Data entries
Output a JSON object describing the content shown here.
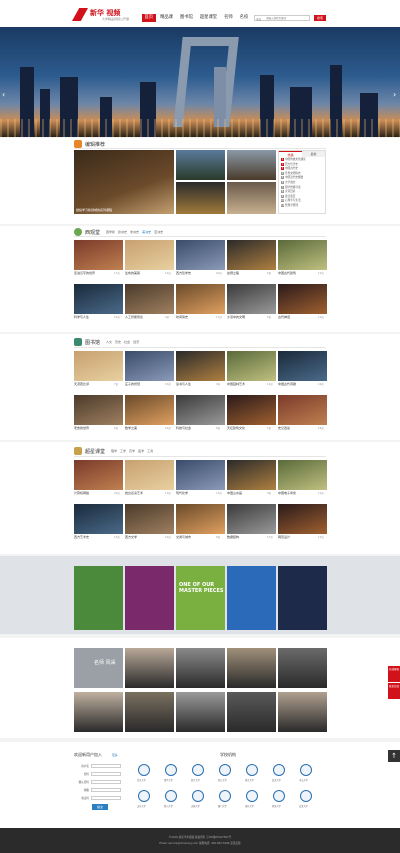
{
  "header": {
    "logo_text": "新华 视频",
    "logo_sub": "大学精品视频公开课",
    "nav": [
      "首页",
      "精品课",
      "图书馆",
      "超星课堂",
      "名师",
      "名校"
    ],
    "search_category": "全站",
    "search_placeholder": "请输入搜索关键词",
    "search_button": "搜索"
  },
  "hero": {
    "prev": "‹",
    "next": "›"
  },
  "recommend": {
    "title": "编辑推荐",
    "featured_caption": "继续学习新领域的系列课程",
    "tabs": [
      "热播",
      "最新"
    ],
    "rank": [
      "中国传统文化通论",
      "西方哲学史",
      "中国古代史",
      "世界文明简史",
      "中国近代史纲要",
      "大学语文",
      "国学经典导读",
      "宋词赏析",
      "唐诗鉴赏",
      "心理学与生活",
      "管理学原理"
    ]
  },
  "sec_culture": {
    "title": "西观堂",
    "tags": [
      "国学新",
      "欧洲史",
      "非洲史",
      "美洲史",
      "亚洲史"
    ],
    "cards": [
      {
        "title": "走进汉字的世界",
        "meta": "17讲"
      },
      {
        "title": "生命的美丽",
        "meta": "12讲"
      },
      {
        "title": "西方哲学史",
        "meta": "20讲"
      },
      {
        "title": "丝绸之路",
        "meta": "8讲"
      },
      {
        "title": "中国古代建筑",
        "meta": "15讲"
      },
      {
        "title": "科学与人生",
        "meta": "10讲"
      },
      {
        "title": "人工智能导论",
        "meta": "9讲"
      },
      {
        "title": "时间简史",
        "meta": "11讲"
      },
      {
        "title": "沙漠中的文明",
        "meta": "6讲"
      },
      {
        "title": "古代神话",
        "meta": "14讲"
      }
    ]
  },
  "sec_library": {
    "title": "图书馆",
    "tags": [
      "人文",
      "历史",
      "社会",
      "经济"
    ],
    "cards": [
      {
        "title": "天涯若比邻",
        "meta": "7讲"
      },
      {
        "title": "庄子的智慧",
        "meta": "13讲"
      },
      {
        "title": "读书与人生",
        "meta": "9讲"
      },
      {
        "title": "中国园林艺术",
        "meta": "12讲"
      },
      {
        "title": "中国古代诗歌",
        "meta": "16讲"
      },
      {
        "title": "老舍的世界",
        "meta": "6讲"
      },
      {
        "title": "数学之美",
        "meta": "10讲"
      },
      {
        "title": "科技与社会",
        "meta": "8讲"
      },
      {
        "title": "天坛建筑文化",
        "meta": "5讲"
      },
      {
        "title": "史记选读",
        "meta": "18讲"
      }
    ]
  },
  "sec_class": {
    "title": "超星课堂",
    "tags": [
      "理学",
      "工学",
      "农学",
      "医学",
      "工商"
    ],
    "cards": [
      {
        "title": "计算机网络",
        "meta": "20讲"
      },
      {
        "title": "舞台表演艺术",
        "meta": "11讲"
      },
      {
        "title": "现代化学",
        "meta": "14讲"
      },
      {
        "title": "中国山水画",
        "meta": "9讲"
      },
      {
        "title": "中国电子商务",
        "meta": "12讲"
      },
      {
        "title": "西方艺术史",
        "meta": "15讲"
      },
      {
        "title": "西方文学",
        "meta": "10讲"
      },
      {
        "title": "交通与城市",
        "meta": "8讲"
      },
      {
        "title": "数据结构",
        "meta": "17讲"
      },
      {
        "title": "网页设计",
        "meta": "13讲"
      }
    ]
  },
  "posters": [
    {
      "text": ""
    },
    {
      "text": ""
    },
    {
      "text": "ONE OF OUR MASTER PIECES"
    },
    {
      "text": ""
    },
    {
      "text": ""
    }
  ],
  "masters": {
    "tile": "名师 风采",
    "names": [
      "",
      "",
      "",
      "",
      "",
      "",
      "",
      "",
      "",
      ""
    ]
  },
  "signup": {
    "title": "欢迎新用户加入",
    "link": "更多",
    "fields": [
      "用户名",
      "密码",
      "确认密码",
      "邮箱",
      "验证码"
    ],
    "button": "提交"
  },
  "partners": {
    "title": "学校机构",
    "schools": [
      "北京大学",
      "清华大学",
      "复旦大学",
      "浙江大学",
      "南京大学",
      "武汉大学",
      "中山大学",
      "山东大学",
      "四川大学",
      "吉林大学",
      "厦门大学",
      "南开大学",
      "同济大学",
      "天津大学"
    ]
  },
  "footer": {
    "line1": "©2016 超星学术视频 版权所有  京ICP备05017567号",
    "line2": "Email: service@chaoxing.com  客服电话: 400-902-5296  意见反馈"
  },
  "sidebar": [
    "在线客服",
    "意见反馈",
    "返回顶部"
  ],
  "colors": {
    "brand": "#d2121b",
    "link": "#2a7fc1"
  }
}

**Your goal**
Pictures don't belong in the copy. Transcribe every record exactly as it appears.

**Completed exercise**
Output a JSON object describing the content shown here.
{
  "header": {
    "logo_text": "新华 视频",
    "logo_sub": "大学精品视频公开课",
    "nav": [
      "首页",
      "精品课",
      "图书馆",
      "超星课堂",
      "名师",
      "名校"
    ],
    "search_category": "全站",
    "search_placeholder": "请输入搜索关键词",
    "search_button": "搜索"
  },
  "hero": {
    "prev": "‹",
    "next": "›"
  },
  "recommend": {
    "title": "编辑推荐",
    "featured_caption": "继续学习新领域的系列课程",
    "tabs": [
      "热播",
      "最新"
    ],
    "rank": [
      "中国传统文化通论",
      "西方哲学史",
      "中国古代史",
      "世界文明简史",
      "中国近代史纲要",
      "大学语文",
      "国学经典导读",
      "宋词赏析",
      "唐诗鉴赏",
      "心理学与生活",
      "管理学原理"
    ]
  },
  "sec_culture": {
    "title": "西观堂",
    "tags": [
      "国学新",
      "欧洲史",
      "非洲史",
      "美洲史",
      "亚洲史"
    ],
    "cards": [
      {
        "title": "走进汉字的世界",
        "meta": "17讲"
      },
      {
        "title": "生命的美丽",
        "meta": "12讲"
      },
      {
        "title": "西方哲学史",
        "meta": "20讲"
      },
      {
        "title": "丝绸之路",
        "meta": "8讲"
      },
      {
        "title": "中国古代建筑",
        "meta": "15讲"
      },
      {
        "title": "科学与人生",
        "meta": "10讲"
      },
      {
        "title": "人工智能导论",
        "meta": "9讲"
      },
      {
        "title": "时间简史",
        "meta": "11讲"
      },
      {
        "title": "沙漠中的文明",
        "meta": "6讲"
      },
      {
        "title": "古代神话",
        "meta": "14讲"
      }
    ]
  },
  "sec_library": {
    "title": "图书馆",
    "tags": [
      "人文",
      "历史",
      "社会",
      "经济"
    ],
    "cards": [
      {
        "title": "天涯若比邻",
        "meta": "7讲"
      },
      {
        "title": "庄子的智慧",
        "meta": "13讲"
      },
      {
        "title": "读书与人生",
        "meta": "9讲"
      },
      {
        "title": "中国园林艺术",
        "meta": "12讲"
      },
      {
        "title": "中国古代诗歌",
        "meta": "16讲"
      },
      {
        "title": "老舍的世界",
        "meta": "6讲"
      },
      {
        "title": "数学之美",
        "meta": "10讲"
      },
      {
        "title": "科技与社会",
        "meta": "8讲"
      },
      {
        "title": "天坛建筑文化",
        "meta": "5讲"
      },
      {
        "title": "史记选读",
        "meta": "18讲"
      }
    ]
  },
  "sec_class": {
    "title": "超星课堂",
    "tags": [
      "理学",
      "工学",
      "农学",
      "医学",
      "工商"
    ],
    "cards": [
      {
        "title": "计算机网络",
        "meta": "20讲"
      },
      {
        "title": "舞台表演艺术",
        "meta": "11讲"
      },
      {
        "title": "现代化学",
        "meta": "14讲"
      },
      {
        "title": "中国山水画",
        "meta": "9讲"
      },
      {
        "title": "中国电子商务",
        "meta": "12讲"
      },
      {
        "title": "西方艺术史",
        "meta": "15讲"
      },
      {
        "title": "西方文学",
        "meta": "10讲"
      },
      {
        "title": "交通与城市",
        "meta": "8讲"
      },
      {
        "title": "数据结构",
        "meta": "17讲"
      },
      {
        "title": "网页设计",
        "meta": "13讲"
      }
    ]
  },
  "posters": [
    {
      "text": ""
    },
    {
      "text": ""
    },
    {
      "text": "ONE OF OUR MASTER PIECES"
    },
    {
      "text": ""
    },
    {
      "text": ""
    }
  ],
  "masters": {
    "tile": "名师 风采",
    "names": [
      "",
      "",
      "",
      "",
      "",
      "",
      "",
      "",
      "",
      ""
    ]
  },
  "signup": {
    "title": "欢迎新用户加入",
    "link": "更多",
    "fields": [
      "用户名",
      "密码",
      "确认密码",
      "邮箱",
      "验证码"
    ],
    "button": "提交"
  },
  "partners": {
    "title": "学校机构",
    "schools": [
      "北京大学",
      "清华大学",
      "复旦大学",
      "浙江大学",
      "南京大学",
      "武汉大学",
      "中山大学",
      "山东大学",
      "四川大学",
      "吉林大学",
      "厦门大学",
      "南开大学",
      "同济大学",
      "天津大学"
    ]
  },
  "footer": {
    "line1": "©2016 超星学术视频 版权所有  京ICP备05017567号",
    "line2": "Email: service@chaoxing.com  客服电话: 400-902-5296  意见反馈"
  },
  "sidebar": [
    "在线客服",
    "意见反馈",
    "返回顶部"
  ],
  "colors": {
    "brand": "#d2121b",
    "link": "#2a7fc1"
  }
}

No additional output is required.